- [EXERCISE REQUIREMENTS]
Select the lines of the records containing the word "this" and list them.

- [RECORDS TO USE]
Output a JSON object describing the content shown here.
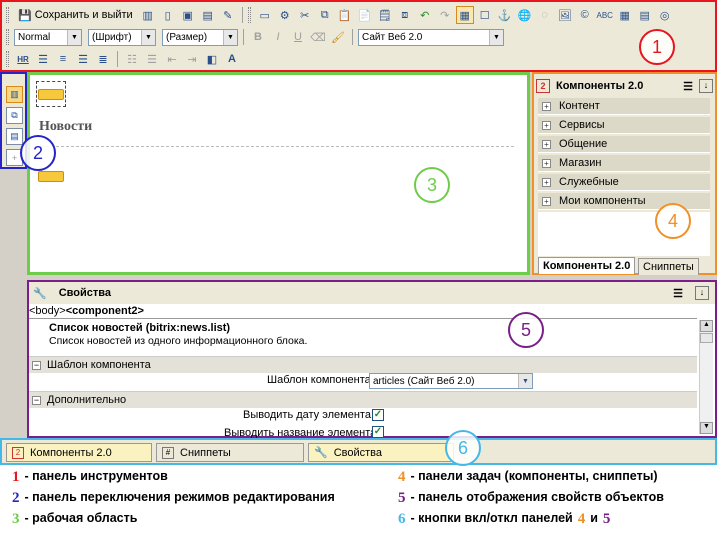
{
  "toolbar": {
    "save_label": "Сохранить и выйти",
    "style_select": "Normal",
    "font_select": "(Шрифт)",
    "size_select": "(Размер)",
    "template_select": "Сайт Веб 2.0",
    "bold": "B",
    "italic": "I",
    "underline": "U",
    "hr": "HR"
  },
  "workarea": {
    "heading": "Новости"
  },
  "components_panel": {
    "title": "Компоненты 2.0",
    "groups": [
      "Контент",
      "Сервисы",
      "Общение",
      "Магазин",
      "Служебные",
      "Мои компоненты"
    ],
    "tabs": [
      "Компоненты 2.0",
      "Сниппеты"
    ]
  },
  "properties_panel": {
    "title": "Свойства",
    "path_body": "<body>",
    "path_component": "<component2>",
    "component_name": "Список новостей (bitrix:news.list)",
    "component_desc": "Список новостей из одного информационного блока.",
    "section_template": "Шаблон компонента",
    "template_label": "Шаблон компонента:",
    "template_value": "articles (Сайт Веб 2.0)",
    "section_extra": "Дополнительно",
    "option_date": "Выводить дату элемента:",
    "option_name": "Выводить название элемента:",
    "option_date_checked": true,
    "option_name_checked": true
  },
  "bottom_buttons": [
    "Компоненты 2.0",
    "Сниппеты",
    "Свойства"
  ],
  "markers": [
    "1",
    "2",
    "3",
    "4",
    "5",
    "6"
  ],
  "legend": [
    {
      "num": "1",
      "text": "- панель инструментов",
      "color": "#e8141e"
    },
    {
      "num": "2",
      "text": "- панель переключения режимов редактирования",
      "color": "#2424c8"
    },
    {
      "num": "3",
      "text": "- рабочая область",
      "color": "#6fcc4a"
    },
    {
      "num": "4",
      "text": "- панели задач (компоненты, сниппеты)",
      "color": "#f09028"
    },
    {
      "num": "5",
      "text": "- панель отображения свойств объектов",
      "color": "#7a1f8a"
    },
    {
      "num": "6",
      "text": "- кнопки вкл/откл панелей",
      "color": "#45b8e8"
    }
  ],
  "legend_suffix": {
    "a": "4",
    "and": "и",
    "b": "5"
  },
  "colors": {
    "red": "#e8141e",
    "blue": "#2424c8",
    "green": "#6fcc4a",
    "orange": "#f09028",
    "purple": "#7a1f8a",
    "cyan": "#45b8e8"
  }
}
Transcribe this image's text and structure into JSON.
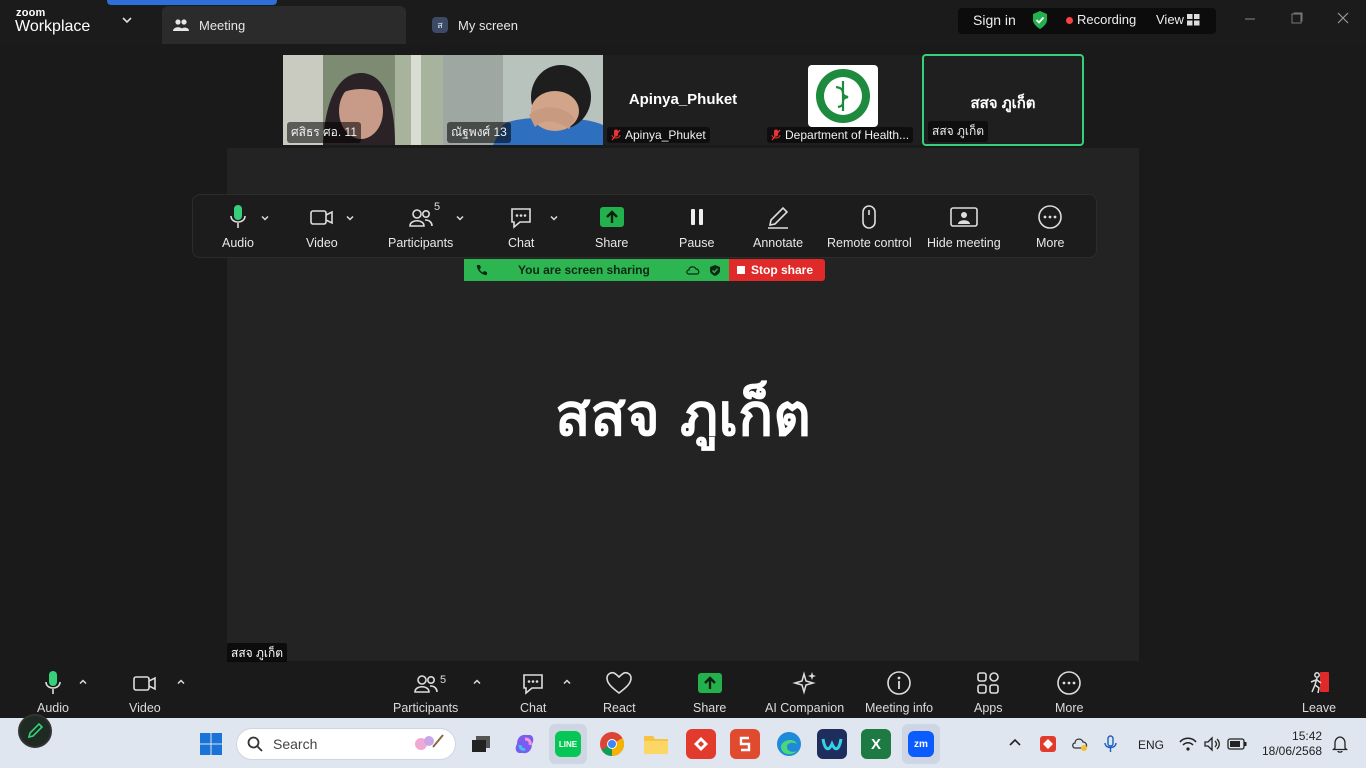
{
  "titlebar": {
    "logo_top": "zoom",
    "logo_bottom": "Workplace",
    "tabs": [
      {
        "label": "Meeting",
        "icon": "people-icon"
      },
      {
        "label": "My screen",
        "badge": "ส"
      }
    ],
    "sign_in": "Sign in",
    "recording": "Recording",
    "view": "View"
  },
  "thumbnails": [
    {
      "name": "ศสิธร ศอ. 11",
      "type": "video"
    },
    {
      "name": "ณัฐพงศ์ 13",
      "type": "video"
    },
    {
      "name": "Apinya_Phuket",
      "display": "Apinya_Phuket",
      "muted": true
    },
    {
      "name": "Department of Health...",
      "muted": true,
      "logo": "department-of-health-logo"
    },
    {
      "name": "สสจ ภูเก็ต",
      "display": "สสจ ภูเก็ต",
      "active": true
    }
  ],
  "share": {
    "big_text": "สสจ ภูเก็ต",
    "label": "สสจ ภูเก็ต",
    "sharing_text": "You are screen sharing",
    "stop_share": "Stop share"
  },
  "float_toolbar": {
    "audio": "Audio",
    "video": "Video",
    "participants": "Participants",
    "participants_count": "5",
    "chat": "Chat",
    "share": "Share",
    "pause": "Pause",
    "annotate": "Annotate",
    "remote_control": "Remote control",
    "hide_meeting": "Hide meeting",
    "more": "More"
  },
  "bottom_toolbar": {
    "audio": "Audio",
    "video": "Video",
    "participants": "Participants",
    "participants_count": "5",
    "chat": "Chat",
    "react": "React",
    "share": "Share",
    "ai_companion": "AI Companion",
    "meeting_info": "Meeting info",
    "apps": "Apps",
    "more": "More",
    "leave": "Leave"
  },
  "taskbar": {
    "search_placeholder": "Search",
    "language": "ENG",
    "time": "15:42",
    "date": "18/06/2568"
  },
  "colors": {
    "accent_green": "#2db551",
    "stop_red": "#e02a2a",
    "zoom_blue": "#2d6fd6"
  }
}
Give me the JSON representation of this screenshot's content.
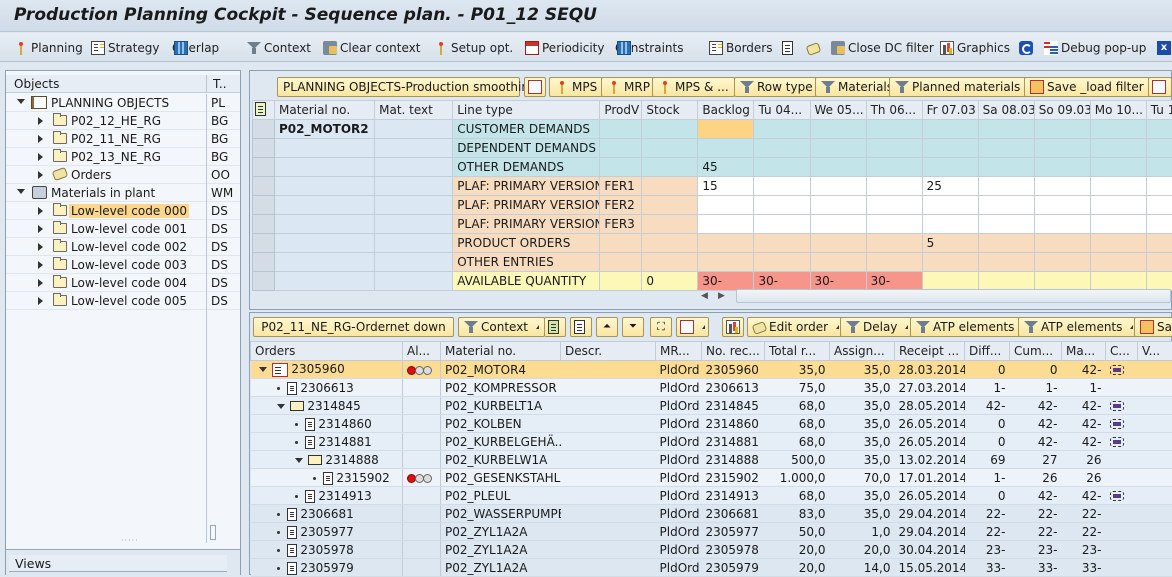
{
  "window": {
    "title": "Production Planning Cockpit - Sequence plan. - P01_12 SEQU"
  },
  "toolbar": {
    "items": [
      {
        "label": "Planning",
        "icon": "pin-icon"
      },
      {
        "label": "Strategy",
        "icon": "strategy-icon"
      },
      {
        "label": "Overlap",
        "icon": "grid-icon"
      },
      {
        "label": "Context",
        "icon": "filter-icon"
      },
      {
        "label": "Clear context",
        "icon": "clear-filter-icon"
      },
      {
        "label": "Setup opt.",
        "icon": "pin-icon"
      },
      {
        "label": "Periodicity",
        "icon": "calendar-icon"
      },
      {
        "label": "Constraints",
        "icon": "grid-icon"
      },
      {
        "label": "Borders",
        "icon": "borders-icon"
      },
      {
        "label": "",
        "icon": "list-icon"
      },
      {
        "label": "",
        "icon": "scroll-icon"
      },
      {
        "label": "Close DC filter",
        "icon": "clear-filter-icon"
      },
      {
        "label": "Graphics",
        "icon": "chart-icon"
      },
      {
        "label": "",
        "icon": "refresh-icon"
      },
      {
        "label": "Debug pop-up",
        "icon": "debug-icon"
      },
      {
        "label": "",
        "icon": "close-icon"
      }
    ]
  },
  "objects_panel": {
    "headers": {
      "objects": "Objects",
      "type": "T.."
    },
    "rows": [
      {
        "label": "PLANNING OBJECTS",
        "type": "PL"
      },
      {
        "label": "P02_12_HE_RG",
        "type": "BG"
      },
      {
        "label": "P02_11_NE_RG",
        "type": "BG"
      },
      {
        "label": "P02_13_NE_RG",
        "type": "BG"
      },
      {
        "label": "Orders",
        "type": "OO"
      },
      {
        "label": "Materials in plant",
        "type": "WM"
      },
      {
        "label": "Low-level code 000",
        "type": "DS"
      },
      {
        "label": "Low-level code 001",
        "type": "DS"
      },
      {
        "label": "Low-level code 002",
        "type": "DS"
      },
      {
        "label": "Low-level code 003",
        "type": "DS"
      },
      {
        "label": "Low-level code 004",
        "type": "DS"
      },
      {
        "label": "Low-level code 005",
        "type": "DS"
      }
    ],
    "views_label": "Views"
  },
  "planning_table": {
    "toolbar": {
      "title": "PLANNING OBJECTS-Production smoothing",
      "mps": "MPS",
      "mrp": "MRP",
      "mps_and": "MPS & ...",
      "row_type": "Row type",
      "materials": "Materials",
      "planned_materials": "Planned materials",
      "save_load_filter": "Save _load filter"
    },
    "columns": [
      "Material no.",
      "Mat. text",
      "Line type",
      "ProdV",
      "Stock",
      "Backlog",
      "Tu 04...",
      "We 05...",
      "Th 06...",
      "Fr 07.03",
      "Sa 08.03",
      "So 09.03",
      "Mo 10...",
      "Tu 1"
    ],
    "material": "P02_MOTOR2",
    "rows": [
      {
        "line_type": "CUSTOMER DEMANDS",
        "prodv": "",
        "stock": "",
        "values": [
          "",
          "",
          "",
          "",
          "",
          "",
          "",
          "",
          ""
        ]
      },
      {
        "line_type": "DEPENDENT DEMANDS",
        "prodv": "",
        "stock": "",
        "values": [
          "",
          "",
          "",
          "",
          "",
          "",
          "",
          "",
          ""
        ]
      },
      {
        "line_type": "OTHER DEMANDS",
        "prodv": "",
        "stock": "",
        "values": [
          "45",
          "",
          "",
          "",
          "",
          "",
          "",
          "",
          ""
        ]
      },
      {
        "line_type": "PLAF: PRIMARY VERSION",
        "prodv": "FER1",
        "stock": "",
        "values": [
          "15",
          "",
          "",
          "",
          "25",
          "",
          "",
          "",
          ""
        ]
      },
      {
        "line_type": "PLAF: PRIMARY VERSION",
        "prodv": "FER2",
        "stock": "",
        "values": [
          "",
          "",
          "",
          "",
          "",
          "",
          "",
          "",
          ""
        ]
      },
      {
        "line_type": "PLAF: PRIMARY VERSION",
        "prodv": "FER3",
        "stock": "",
        "values": [
          "",
          "",
          "",
          "",
          "",
          "",
          "",
          "",
          ""
        ]
      },
      {
        "line_type": "PRODUCT ORDERS",
        "prodv": "",
        "stock": "",
        "values": [
          "",
          "",
          "",
          "",
          "5",
          "",
          "",
          "",
          ""
        ]
      },
      {
        "line_type": "OTHER ENTRIES",
        "prodv": "",
        "stock": "",
        "values": [
          "",
          "",
          "",
          "",
          "",
          "",
          "",
          "",
          ""
        ]
      },
      {
        "line_type": "AVAILABLE QUANTITY",
        "prodv": "",
        "stock": "0",
        "values": [
          "30-",
          "30-",
          "30-",
          "30-",
          "",
          "",
          "",
          "",
          ""
        ]
      }
    ],
    "colors": {
      "demand": "#c3e5ea",
      "supply": "#f8dcc0",
      "shortage": "#f8958a",
      "available": "#fdf7b8",
      "highlight": "#fcd484"
    }
  },
  "order_table": {
    "toolbar": {
      "title": "P02_11_NE_RG-Ordernet down",
      "context": "Context",
      "edit_order": "Edit order",
      "delay": "Delay",
      "atp1": "ATP elements",
      "atp2": "ATP elements",
      "save": "Sav"
    },
    "columns": [
      "Orders",
      "Al...",
      "Material no.",
      "Descr.",
      "MR...",
      "No. rec...",
      "Total r...",
      "Assign...",
      "Receipt ...",
      "Diff...",
      "Cum...",
      "Ma...",
      "C...",
      "V..."
    ],
    "rows": [
      {
        "order": "2305960",
        "alert": true,
        "material": "P02_MOTOR4",
        "descr": "",
        "mr": "PldOrd",
        "no_rec": "2305960",
        "total": "35,0",
        "assign": "35,0",
        "receipt": "28.03.2014",
        "diff": "0",
        "cum": "0",
        "ma": "42-",
        "c": true,
        "level": 0,
        "kind": "edit",
        "expanded": true
      },
      {
        "order": "2306613",
        "alert": false,
        "material": "P02_KOMPRESSOR",
        "descr": "",
        "mr": "PldOrd",
        "no_rec": "2306613",
        "total": "75,0",
        "assign": "35,0",
        "receipt": "27.03.2014",
        "diff": "1-",
        "cum": "1-",
        "ma": "1-",
        "c": false,
        "level": 1,
        "kind": "doc"
      },
      {
        "order": "2314845",
        "alert": false,
        "material": "P02_KURBELT1A",
        "descr": "",
        "mr": "PldOrd",
        "no_rec": "2314845",
        "total": "68,0",
        "assign": "35,0",
        "receipt": "28.05.2014",
        "diff": "42-",
        "cum": "42-",
        "ma": "42-",
        "c": true,
        "level": 1,
        "kind": "folder",
        "expanded": true
      },
      {
        "order": "2314860",
        "alert": false,
        "material": "P02_KOLBEN",
        "descr": "",
        "mr": "PldOrd",
        "no_rec": "2314860",
        "total": "68,0",
        "assign": "35,0",
        "receipt": "26.05.2014",
        "diff": "0",
        "cum": "42-",
        "ma": "42-",
        "c": true,
        "level": 2,
        "kind": "doc"
      },
      {
        "order": "2314881",
        "alert": false,
        "material": "P02_KURBELGEHÄ...",
        "descr": "",
        "mr": "PldOrd",
        "no_rec": "2314881",
        "total": "68,0",
        "assign": "35,0",
        "receipt": "26.05.2014",
        "diff": "0",
        "cum": "42-",
        "ma": "42-",
        "c": true,
        "level": 2,
        "kind": "doc"
      },
      {
        "order": "2314888",
        "alert": false,
        "material": "P02_KURBELW1A",
        "descr": "",
        "mr": "PldOrd",
        "no_rec": "2314888",
        "total": "500,0",
        "assign": "35,0",
        "receipt": "13.02.2014",
        "diff": "69",
        "cum": "27",
        "ma": "26",
        "c": false,
        "level": 2,
        "kind": "folder",
        "expanded": true
      },
      {
        "order": "2315902",
        "alert": true,
        "material": "P02_GESENKSTAHL",
        "descr": "",
        "mr": "PldOrd",
        "no_rec": "2315902",
        "total": "1.000,0",
        "assign": "70,0",
        "receipt": "17.01.2014",
        "diff": "1-",
        "cum": "26",
        "ma": "26",
        "c": false,
        "level": 3,
        "kind": "doc"
      },
      {
        "order": "2314913",
        "alert": false,
        "material": "P02_PLEUL",
        "descr": "",
        "mr": "PldOrd",
        "no_rec": "2314913",
        "total": "68,0",
        "assign": "35,0",
        "receipt": "26.05.2014",
        "diff": "0",
        "cum": "42-",
        "ma": "42-",
        "c": true,
        "level": 2,
        "kind": "doc"
      },
      {
        "order": "2306681",
        "alert": false,
        "material": "P02_WASSERPUMPE",
        "descr": "",
        "mr": "PldOrd",
        "no_rec": "2306681",
        "total": "83,0",
        "assign": "35,0",
        "receipt": "29.04.2014",
        "diff": "22-",
        "cum": "22-",
        "ma": "22-",
        "c": false,
        "level": 1,
        "kind": "doc"
      },
      {
        "order": "2305977",
        "alert": false,
        "material": "P02_ZYL1A2A",
        "descr": "",
        "mr": "PldOrd",
        "no_rec": "2305977",
        "total": "50,0",
        "assign": "1,0",
        "receipt": "29.04.2014",
        "diff": "22-",
        "cum": "22-",
        "ma": "22-",
        "c": false,
        "level": 1,
        "kind": "doc"
      },
      {
        "order": "2305978",
        "alert": false,
        "material": "P02_ZYL1A2A",
        "descr": "",
        "mr": "PldOrd",
        "no_rec": "2305978",
        "total": "20,0",
        "assign": "20,0",
        "receipt": "30.04.2014",
        "diff": "23-",
        "cum": "23-",
        "ma": "23-",
        "c": false,
        "level": 1,
        "kind": "doc"
      },
      {
        "order": "2305979",
        "alert": false,
        "material": "P02_ZYL1A2A",
        "descr": "",
        "mr": "PldOrd",
        "no_rec": "2305979",
        "total": "20,0",
        "assign": "14,0",
        "receipt": "15.05.2014",
        "diff": "33-",
        "cum": "33-",
        "ma": "33-",
        "c": false,
        "level": 1,
        "kind": "doc"
      }
    ]
  }
}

- [EXERCISE SOLUTION]
Transcribe this image's text and structure into JSON.
Give me the JSON representation of this screenshot's content.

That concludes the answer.